DATA EXTRACT:

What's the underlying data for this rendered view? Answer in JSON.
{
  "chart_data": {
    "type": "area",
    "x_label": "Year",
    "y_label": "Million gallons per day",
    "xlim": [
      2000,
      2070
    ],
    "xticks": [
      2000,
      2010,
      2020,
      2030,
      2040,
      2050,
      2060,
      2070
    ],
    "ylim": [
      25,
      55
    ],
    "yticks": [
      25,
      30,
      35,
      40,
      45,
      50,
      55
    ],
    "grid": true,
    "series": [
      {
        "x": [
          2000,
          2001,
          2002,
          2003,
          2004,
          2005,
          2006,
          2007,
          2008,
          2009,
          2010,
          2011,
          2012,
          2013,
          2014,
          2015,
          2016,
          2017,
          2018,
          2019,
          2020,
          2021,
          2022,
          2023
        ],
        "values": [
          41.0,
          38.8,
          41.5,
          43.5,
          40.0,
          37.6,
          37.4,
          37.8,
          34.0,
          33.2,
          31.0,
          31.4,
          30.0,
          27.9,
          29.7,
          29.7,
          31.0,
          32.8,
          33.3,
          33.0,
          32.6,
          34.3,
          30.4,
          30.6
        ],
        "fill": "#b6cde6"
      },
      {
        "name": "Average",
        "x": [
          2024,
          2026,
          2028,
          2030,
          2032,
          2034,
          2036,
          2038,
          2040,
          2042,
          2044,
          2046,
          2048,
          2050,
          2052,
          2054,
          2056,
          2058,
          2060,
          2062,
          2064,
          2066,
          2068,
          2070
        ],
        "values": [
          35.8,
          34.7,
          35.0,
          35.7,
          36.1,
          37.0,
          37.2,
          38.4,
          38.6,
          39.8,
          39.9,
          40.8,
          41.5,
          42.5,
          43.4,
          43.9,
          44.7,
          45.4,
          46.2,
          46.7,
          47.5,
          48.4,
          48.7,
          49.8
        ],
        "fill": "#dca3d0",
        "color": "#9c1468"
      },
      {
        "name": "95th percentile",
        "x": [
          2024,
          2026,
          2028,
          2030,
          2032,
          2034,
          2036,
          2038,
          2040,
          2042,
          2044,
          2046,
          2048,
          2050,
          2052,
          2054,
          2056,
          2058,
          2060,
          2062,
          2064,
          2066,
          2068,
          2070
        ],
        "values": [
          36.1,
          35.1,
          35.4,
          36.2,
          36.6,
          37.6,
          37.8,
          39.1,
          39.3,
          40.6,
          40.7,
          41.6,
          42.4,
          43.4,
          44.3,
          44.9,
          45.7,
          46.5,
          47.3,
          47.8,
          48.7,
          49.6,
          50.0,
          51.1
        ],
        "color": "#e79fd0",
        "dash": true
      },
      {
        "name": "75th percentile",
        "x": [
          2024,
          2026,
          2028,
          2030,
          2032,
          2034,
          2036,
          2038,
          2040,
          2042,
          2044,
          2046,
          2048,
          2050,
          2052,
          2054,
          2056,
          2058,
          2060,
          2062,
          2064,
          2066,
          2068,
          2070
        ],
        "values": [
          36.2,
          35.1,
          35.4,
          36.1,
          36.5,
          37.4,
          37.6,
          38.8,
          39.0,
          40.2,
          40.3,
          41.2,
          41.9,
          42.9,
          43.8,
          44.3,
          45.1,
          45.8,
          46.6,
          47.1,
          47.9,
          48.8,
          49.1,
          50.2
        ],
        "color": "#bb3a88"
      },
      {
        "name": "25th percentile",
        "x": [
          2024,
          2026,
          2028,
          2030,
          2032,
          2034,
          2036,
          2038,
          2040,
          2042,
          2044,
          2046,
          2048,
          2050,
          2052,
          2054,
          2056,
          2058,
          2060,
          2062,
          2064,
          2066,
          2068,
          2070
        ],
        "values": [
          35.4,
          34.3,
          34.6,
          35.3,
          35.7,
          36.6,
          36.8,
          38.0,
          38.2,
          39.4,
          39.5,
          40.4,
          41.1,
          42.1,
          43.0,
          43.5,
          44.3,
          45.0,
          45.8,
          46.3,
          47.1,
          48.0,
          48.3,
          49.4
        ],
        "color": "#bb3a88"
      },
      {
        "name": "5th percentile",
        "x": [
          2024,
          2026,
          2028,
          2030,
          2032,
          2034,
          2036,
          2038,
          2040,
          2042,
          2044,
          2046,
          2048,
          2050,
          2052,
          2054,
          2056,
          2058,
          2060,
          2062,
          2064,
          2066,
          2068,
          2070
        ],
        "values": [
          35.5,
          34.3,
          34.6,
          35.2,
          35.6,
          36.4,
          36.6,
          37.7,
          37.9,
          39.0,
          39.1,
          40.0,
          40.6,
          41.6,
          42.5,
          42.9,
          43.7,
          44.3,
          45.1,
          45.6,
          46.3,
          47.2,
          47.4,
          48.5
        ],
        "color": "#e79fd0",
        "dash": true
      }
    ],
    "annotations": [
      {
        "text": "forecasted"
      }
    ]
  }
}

TASK DETAILS:
Without leaving anything out, give the entries again exactly.

OUTPUT OF THE EXERCISE:
What's the underlying data for this rendered view? Answer in JSON.
{
  "chart_data": {
    "type": "area",
    "x_label": "Year",
    "y_label": "Million gallons per day",
    "xlim": [
      2000,
      2070
    ],
    "xticks": [
      2000,
      2010,
      2020,
      2030,
      2040,
      2050,
      2060,
      2070
    ],
    "ylim": [
      25,
      55
    ],
    "yticks": [
      25,
      30,
      35,
      40,
      45,
      50,
      55
    ],
    "grid": true,
    "series": [
      {
        "x": [
          2000,
          2001,
          2002,
          2003,
          2004,
          2005,
          2006,
          2007,
          2008,
          2009,
          2010,
          2011,
          2012,
          2013,
          2014,
          2015,
          2016,
          2017,
          2018,
          2019,
          2020,
          2021,
          2022,
          2023
        ],
        "values": [
          41.0,
          38.8,
          41.5,
          43.5,
          40.0,
          37.6,
          37.4,
          37.8,
          34.0,
          33.2,
          31.0,
          31.4,
          30.0,
          27.9,
          29.7,
          29.7,
          31.0,
          32.8,
          33.3,
          33.0,
          32.6,
          34.3,
          30.4,
          30.6
        ],
        "fill": "#b6cde6"
      },
      {
        "name": "Average",
        "x": [
          2024,
          2026,
          2028,
          2030,
          2032,
          2034,
          2036,
          2038,
          2040,
          2042,
          2044,
          2046,
          2048,
          2050,
          2052,
          2054,
          2056,
          2058,
          2060,
          2062,
          2064,
          2066,
          2068,
          2070
        ],
        "values": [
          35.8,
          34.7,
          35.0,
          35.7,
          36.1,
          37.0,
          37.2,
          38.4,
          38.6,
          39.8,
          39.9,
          40.8,
          41.5,
          42.5,
          43.4,
          43.9,
          44.7,
          45.4,
          46.2,
          46.7,
          47.5,
          48.4,
          48.7,
          49.8
        ],
        "fill": "#dca3d0",
        "color": "#9c1468"
      },
      {
        "name": "95th percentile",
        "x": [
          2024,
          2026,
          2028,
          2030,
          2032,
          2034,
          2036,
          2038,
          2040,
          2042,
          2044,
          2046,
          2048,
          2050,
          2052,
          2054,
          2056,
          2058,
          2060,
          2062,
          2064,
          2066,
          2068,
          2070
        ],
        "values": [
          36.1,
          35.1,
          35.4,
          36.2,
          36.6,
          37.6,
          37.8,
          39.1,
          39.3,
          40.6,
          40.7,
          41.6,
          42.4,
          43.4,
          44.3,
          44.9,
          45.7,
          46.5,
          47.3,
          47.8,
          48.7,
          49.6,
          50.0,
          51.1
        ],
        "color": "#e79fd0",
        "dash": true
      },
      {
        "name": "75th percentile",
        "x": [
          2024,
          2026,
          2028,
          2030,
          2032,
          2034,
          2036,
          2038,
          2040,
          2042,
          2044,
          2046,
          2048,
          2050,
          2052,
          2054,
          2056,
          2058,
          2060,
          2062,
          2064,
          2066,
          2068,
          2070
        ],
        "values": [
          36.2,
          35.1,
          35.4,
          36.1,
          36.5,
          37.4,
          37.6,
          38.8,
          39.0,
          40.2,
          40.3,
          41.2,
          41.9,
          42.9,
          43.8,
          44.3,
          45.1,
          45.8,
          46.6,
          47.1,
          47.9,
          48.8,
          49.1,
          50.2
        ],
        "color": "#bb3a88"
      },
      {
        "name": "25th percentile",
        "x": [
          2024,
          2026,
          2028,
          2030,
          2032,
          2034,
          2036,
          2038,
          2040,
          2042,
          2044,
          2046,
          2048,
          2050,
          2052,
          2054,
          2056,
          2058,
          2060,
          2062,
          2064,
          2066,
          2068,
          2070
        ],
        "values": [
          35.4,
          34.3,
          34.6,
          35.3,
          35.7,
          36.6,
          36.8,
          38.0,
          38.2,
          39.4,
          39.5,
          40.4,
          41.1,
          42.1,
          43.0,
          43.5,
          44.3,
          45.0,
          45.8,
          46.3,
          47.1,
          48.0,
          48.3,
          49.4
        ],
        "color": "#bb3a88"
      },
      {
        "name": "5th percentile",
        "x": [
          2024,
          2026,
          2028,
          2030,
          2032,
          2034,
          2036,
          2038,
          2040,
          2042,
          2044,
          2046,
          2048,
          2050,
          2052,
          2054,
          2056,
          2058,
          2060,
          2062,
          2064,
          2066,
          2068,
          2070
        ],
        "values": [
          35.5,
          34.3,
          34.6,
          35.2,
          35.6,
          36.4,
          36.6,
          37.7,
          37.9,
          39.0,
          39.1,
          40.0,
          40.6,
          41.6,
          42.5,
          42.9,
          43.7,
          44.3,
          45.1,
          45.6,
          46.3,
          47.2,
          47.4,
          48.5
        ],
        "color": "#e79fd0",
        "dash": true
      }
    ],
    "annotations": [
      {
        "text": "forecasted"
      }
    ]
  }
}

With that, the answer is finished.